BEGIN Extracted information

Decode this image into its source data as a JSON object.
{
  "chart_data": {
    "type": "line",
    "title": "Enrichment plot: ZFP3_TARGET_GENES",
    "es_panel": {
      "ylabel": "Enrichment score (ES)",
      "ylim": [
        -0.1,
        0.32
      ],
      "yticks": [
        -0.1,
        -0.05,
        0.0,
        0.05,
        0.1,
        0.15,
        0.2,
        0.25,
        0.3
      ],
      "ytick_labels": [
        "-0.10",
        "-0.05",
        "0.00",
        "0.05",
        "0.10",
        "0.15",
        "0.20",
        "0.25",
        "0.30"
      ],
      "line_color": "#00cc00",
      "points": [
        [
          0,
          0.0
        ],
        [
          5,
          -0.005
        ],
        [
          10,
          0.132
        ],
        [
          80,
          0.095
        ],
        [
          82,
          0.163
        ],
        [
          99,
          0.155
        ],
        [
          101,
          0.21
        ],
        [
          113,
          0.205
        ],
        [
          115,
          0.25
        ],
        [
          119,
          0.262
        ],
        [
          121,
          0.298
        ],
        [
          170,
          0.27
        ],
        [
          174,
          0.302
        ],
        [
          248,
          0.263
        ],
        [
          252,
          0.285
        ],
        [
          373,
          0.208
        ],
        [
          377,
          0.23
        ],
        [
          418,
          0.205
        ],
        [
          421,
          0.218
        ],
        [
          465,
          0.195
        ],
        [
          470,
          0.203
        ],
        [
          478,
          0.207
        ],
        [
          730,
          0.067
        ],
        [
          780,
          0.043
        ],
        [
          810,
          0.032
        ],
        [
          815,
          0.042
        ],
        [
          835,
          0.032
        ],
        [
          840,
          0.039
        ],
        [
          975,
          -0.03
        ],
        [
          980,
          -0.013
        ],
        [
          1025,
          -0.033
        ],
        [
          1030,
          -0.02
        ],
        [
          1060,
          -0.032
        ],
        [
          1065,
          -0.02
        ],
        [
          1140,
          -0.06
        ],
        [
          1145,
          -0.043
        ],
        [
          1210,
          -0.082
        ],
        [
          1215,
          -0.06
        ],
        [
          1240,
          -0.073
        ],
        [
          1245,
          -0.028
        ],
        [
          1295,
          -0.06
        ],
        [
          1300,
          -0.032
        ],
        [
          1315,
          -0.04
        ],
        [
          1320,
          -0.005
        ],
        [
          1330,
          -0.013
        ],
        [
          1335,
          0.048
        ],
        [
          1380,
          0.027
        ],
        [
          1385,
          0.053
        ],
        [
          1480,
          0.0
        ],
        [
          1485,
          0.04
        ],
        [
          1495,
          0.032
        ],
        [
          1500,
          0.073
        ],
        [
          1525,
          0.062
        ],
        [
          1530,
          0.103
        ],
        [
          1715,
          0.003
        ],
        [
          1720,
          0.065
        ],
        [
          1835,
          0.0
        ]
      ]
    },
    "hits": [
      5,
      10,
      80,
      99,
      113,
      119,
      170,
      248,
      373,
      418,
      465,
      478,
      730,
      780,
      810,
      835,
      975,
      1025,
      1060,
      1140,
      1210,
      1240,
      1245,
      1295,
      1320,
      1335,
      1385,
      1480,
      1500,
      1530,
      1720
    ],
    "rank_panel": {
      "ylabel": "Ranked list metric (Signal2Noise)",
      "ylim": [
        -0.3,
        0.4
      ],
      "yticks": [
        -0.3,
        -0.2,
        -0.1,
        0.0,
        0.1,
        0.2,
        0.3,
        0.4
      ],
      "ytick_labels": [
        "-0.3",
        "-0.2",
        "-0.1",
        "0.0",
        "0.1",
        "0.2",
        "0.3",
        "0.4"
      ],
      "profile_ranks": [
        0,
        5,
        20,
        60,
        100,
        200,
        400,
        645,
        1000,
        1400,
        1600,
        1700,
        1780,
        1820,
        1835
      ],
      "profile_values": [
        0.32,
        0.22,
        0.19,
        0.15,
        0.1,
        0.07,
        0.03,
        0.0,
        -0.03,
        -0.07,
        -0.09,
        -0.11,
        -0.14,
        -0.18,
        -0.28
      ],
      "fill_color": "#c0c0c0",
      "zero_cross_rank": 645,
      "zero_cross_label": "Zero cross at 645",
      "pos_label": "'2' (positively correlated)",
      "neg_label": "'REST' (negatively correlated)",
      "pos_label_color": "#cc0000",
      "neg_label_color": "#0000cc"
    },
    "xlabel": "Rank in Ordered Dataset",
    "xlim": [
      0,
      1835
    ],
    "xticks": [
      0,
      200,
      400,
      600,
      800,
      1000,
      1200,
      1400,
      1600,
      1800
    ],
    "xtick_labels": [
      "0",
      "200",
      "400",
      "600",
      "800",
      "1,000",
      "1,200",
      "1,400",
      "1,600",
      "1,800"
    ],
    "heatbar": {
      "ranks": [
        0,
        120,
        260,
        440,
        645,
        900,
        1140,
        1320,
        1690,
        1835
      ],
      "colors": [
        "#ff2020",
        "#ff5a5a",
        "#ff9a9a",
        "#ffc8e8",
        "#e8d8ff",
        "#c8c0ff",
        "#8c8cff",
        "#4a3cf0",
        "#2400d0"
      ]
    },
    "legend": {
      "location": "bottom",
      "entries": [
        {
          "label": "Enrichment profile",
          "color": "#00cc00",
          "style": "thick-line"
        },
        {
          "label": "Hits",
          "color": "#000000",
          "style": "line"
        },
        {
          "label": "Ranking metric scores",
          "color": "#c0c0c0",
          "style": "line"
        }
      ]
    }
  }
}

END Extracted information

What is required> Transcribe the whole listing above exactly, leaving nothing out.

Task solution>
Decode this image into its source data as a JSON object.
{
  "chart_data": {
    "type": "line",
    "title": "Enrichment plot: ZFP3_TARGET_GENES",
    "es_panel": {
      "ylabel": "Enrichment score (ES)",
      "ylim": [
        -0.1,
        0.32
      ],
      "yticks": [
        -0.1,
        -0.05,
        0.0,
        0.05,
        0.1,
        0.15,
        0.2,
        0.25,
        0.3
      ],
      "ytick_labels": [
        "-0.10",
        "-0.05",
        "0.00",
        "0.05",
        "0.10",
        "0.15",
        "0.20",
        "0.25",
        "0.30"
      ],
      "line_color": "#00cc00",
      "points": [
        [
          0,
          0.0
        ],
        [
          5,
          -0.005
        ],
        [
          10,
          0.132
        ],
        [
          80,
          0.095
        ],
        [
          82,
          0.163
        ],
        [
          99,
          0.155
        ],
        [
          101,
          0.21
        ],
        [
          113,
          0.205
        ],
        [
          115,
          0.25
        ],
        [
          119,
          0.262
        ],
        [
          121,
          0.298
        ],
        [
          170,
          0.27
        ],
        [
          174,
          0.302
        ],
        [
          248,
          0.263
        ],
        [
          252,
          0.285
        ],
        [
          373,
          0.208
        ],
        [
          377,
          0.23
        ],
        [
          418,
          0.205
        ],
        [
          421,
          0.218
        ],
        [
          465,
          0.195
        ],
        [
          470,
          0.203
        ],
        [
          478,
          0.207
        ],
        [
          730,
          0.067
        ],
        [
          780,
          0.043
        ],
        [
          810,
          0.032
        ],
        [
          815,
          0.042
        ],
        [
          835,
          0.032
        ],
        [
          840,
          0.039
        ],
        [
          975,
          -0.03
        ],
        [
          980,
          -0.013
        ],
        [
          1025,
          -0.033
        ],
        [
          1030,
          -0.02
        ],
        [
          1060,
          -0.032
        ],
        [
          1065,
          -0.02
        ],
        [
          1140,
          -0.06
        ],
        [
          1145,
          -0.043
        ],
        [
          1210,
          -0.082
        ],
        [
          1215,
          -0.06
        ],
        [
          1240,
          -0.073
        ],
        [
          1245,
          -0.028
        ],
        [
          1295,
          -0.06
        ],
        [
          1300,
          -0.032
        ],
        [
          1315,
          -0.04
        ],
        [
          1320,
          -0.005
        ],
        [
          1330,
          -0.013
        ],
        [
          1335,
          0.048
        ],
        [
          1380,
          0.027
        ],
        [
          1385,
          0.053
        ],
        [
          1480,
          0.0
        ],
        [
          1485,
          0.04
        ],
        [
          1495,
          0.032
        ],
        [
          1500,
          0.073
        ],
        [
          1525,
          0.062
        ],
        [
          1530,
          0.103
        ],
        [
          1715,
          0.003
        ],
        [
          1720,
          0.065
        ],
        [
          1835,
          0.0
        ]
      ]
    },
    "hits": [
      5,
      10,
      80,
      99,
      113,
      119,
      170,
      248,
      373,
      418,
      465,
      478,
      730,
      780,
      810,
      835,
      975,
      1025,
      1060,
      1140,
      1210,
      1240,
      1245,
      1295,
      1320,
      1335,
      1385,
      1480,
      1500,
      1530,
      1720
    ],
    "rank_panel": {
      "ylabel": "Ranked list metric (Signal2Noise)",
      "ylim": [
        -0.3,
        0.4
      ],
      "yticks": [
        -0.3,
        -0.2,
        -0.1,
        0.0,
        0.1,
        0.2,
        0.3,
        0.4
      ],
      "ytick_labels": [
        "-0.3",
        "-0.2",
        "-0.1",
        "0.0",
        "0.1",
        "0.2",
        "0.3",
        "0.4"
      ],
      "profile_ranks": [
        0,
        5,
        20,
        60,
        100,
        200,
        400,
        645,
        1000,
        1400,
        1600,
        1700,
        1780,
        1820,
        1835
      ],
      "profile_values": [
        0.32,
        0.22,
        0.19,
        0.15,
        0.1,
        0.07,
        0.03,
        0.0,
        -0.03,
        -0.07,
        -0.09,
        -0.11,
        -0.14,
        -0.18,
        -0.28
      ],
      "fill_color": "#c0c0c0",
      "zero_cross_rank": 645,
      "zero_cross_label": "Zero cross at 645",
      "pos_label": "'2' (positively correlated)",
      "neg_label": "'REST' (negatively correlated)",
      "pos_label_color": "#cc0000",
      "neg_label_color": "#0000cc"
    },
    "xlabel": "Rank in Ordered Dataset",
    "xlim": [
      0,
      1835
    ],
    "xticks": [
      0,
      200,
      400,
      600,
      800,
      1000,
      1200,
      1400,
      1600,
      1800
    ],
    "xtick_labels": [
      "0",
      "200",
      "400",
      "600",
      "800",
      "1,000",
      "1,200",
      "1,400",
      "1,600",
      "1,800"
    ],
    "heatbar": {
      "ranks": [
        0,
        120,
        260,
        440,
        645,
        900,
        1140,
        1320,
        1690,
        1835
      ],
      "colors": [
        "#ff2020",
        "#ff5a5a",
        "#ff9a9a",
        "#ffc8e8",
        "#e8d8ff",
        "#c8c0ff",
        "#8c8cff",
        "#4a3cf0",
        "#2400d0"
      ]
    },
    "legend": {
      "location": "bottom",
      "entries": [
        {
          "label": "Enrichment profile",
          "color": "#00cc00",
          "style": "thick-line"
        },
        {
          "label": "Hits",
          "color": "#000000",
          "style": "line"
        },
        {
          "label": "Ranking metric scores",
          "color": "#c0c0c0",
          "style": "line"
        }
      ]
    }
  }
}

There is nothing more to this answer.